■ To be done ■
Keep the pictures out of the copy and print all the entries below exactly.

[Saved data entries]
------------------------------------

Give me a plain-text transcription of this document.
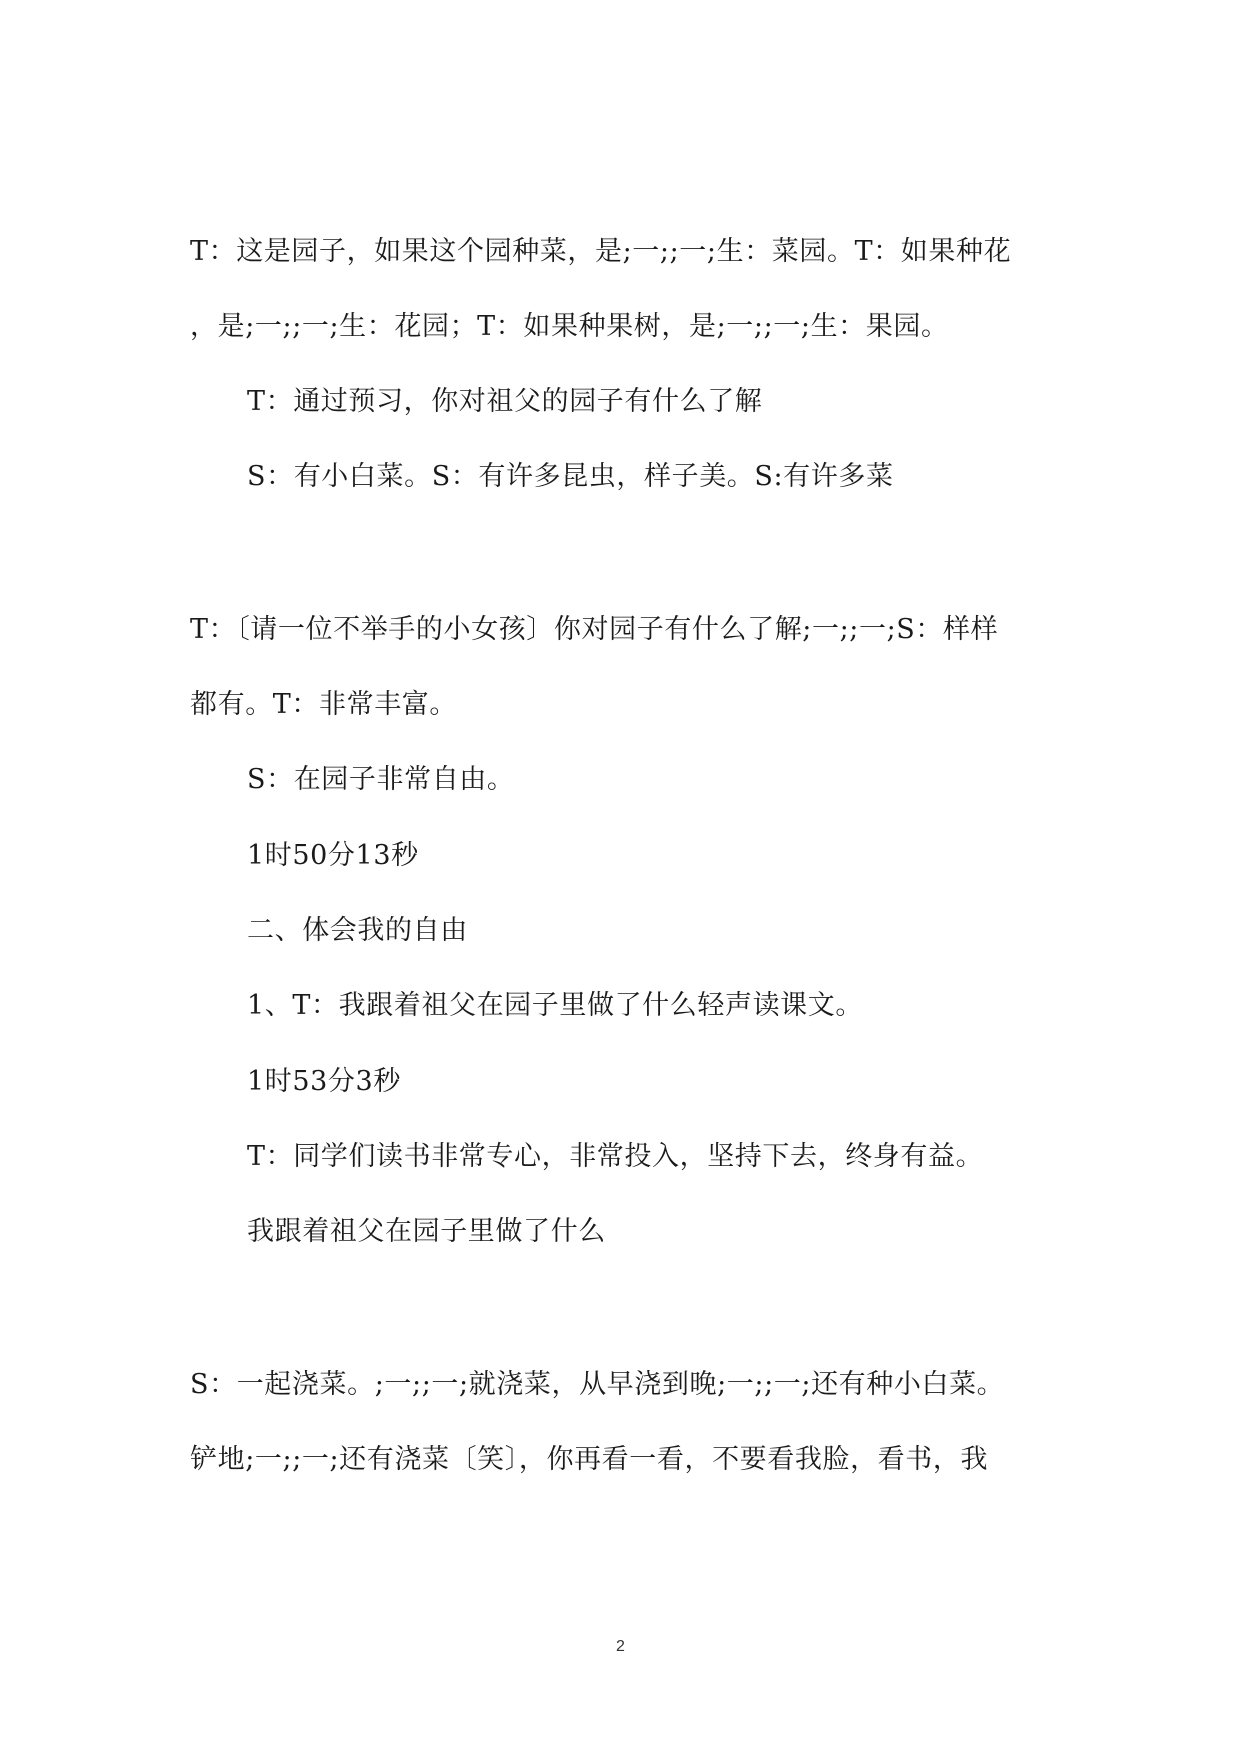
T：这是园子，如果这个园种菜，是;一;;一;生：菜园。T：如果种花
，是;一;;一;生：花园；T：如果种果树，是;一;;一;生：果园。
T：通过预习，你对祖父的园子有什么了解
S：有小白菜。S：有许多昆虫，样子美。S:有许多菜
T：〔请一位不举手的小女孩〕你对园子有什么了解;一;;一;S：样样
都有。T：非常丰富。
S：在园子非常自由。
1时50分13秒
二、体会我的自由
1、T：我跟着祖父在园子里做了什么轻声读课文。
1时53分3秒
T：同学们读书非常专心，非常投入，坚持下去，终身有益。
我跟着祖父在园子里做了什么
S：一起浇菜。;一;;一;就浇菜，从早浇到晚;一;;一;还有种小白菜。
铲地;一;;一;还有浇菜〔笑〕，你再看一看，不要看我脸，看书，我
2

------------------------------------

■ Reply to the exercise ■
Give me a plain-text transcription of this document.
T：这是园子，如果这个园种菜，是;一;;一;生：菜园。T：如果种花
，是;一;;一;生：花园；T：如果种果树，是;一;;一;生：果园。
T：通过预习，你对祖父的园子有什么了解
S：有小白菜。S：有许多昆虫，样子美。S:有许多菜
T：〔请一位不举手的小女孩〕你对园子有什么了解;一;;一;S：样样
都有。T：非常丰富。
S：在园子非常自由。
1时50分13秒
二、体会我的自由
1、T：我跟着祖父在园子里做了什么轻声读课文。
1时53分3秒
T：同学们读书非常专心，非常投入，坚持下去，终身有益。
我跟着祖父在园子里做了什么
S：一起浇菜。;一;;一;就浇菜，从早浇到晚;一;;一;还有种小白菜。
铲地;一;;一;还有浇菜〔笑〕，你再看一看，不要看我脸，看书，我
2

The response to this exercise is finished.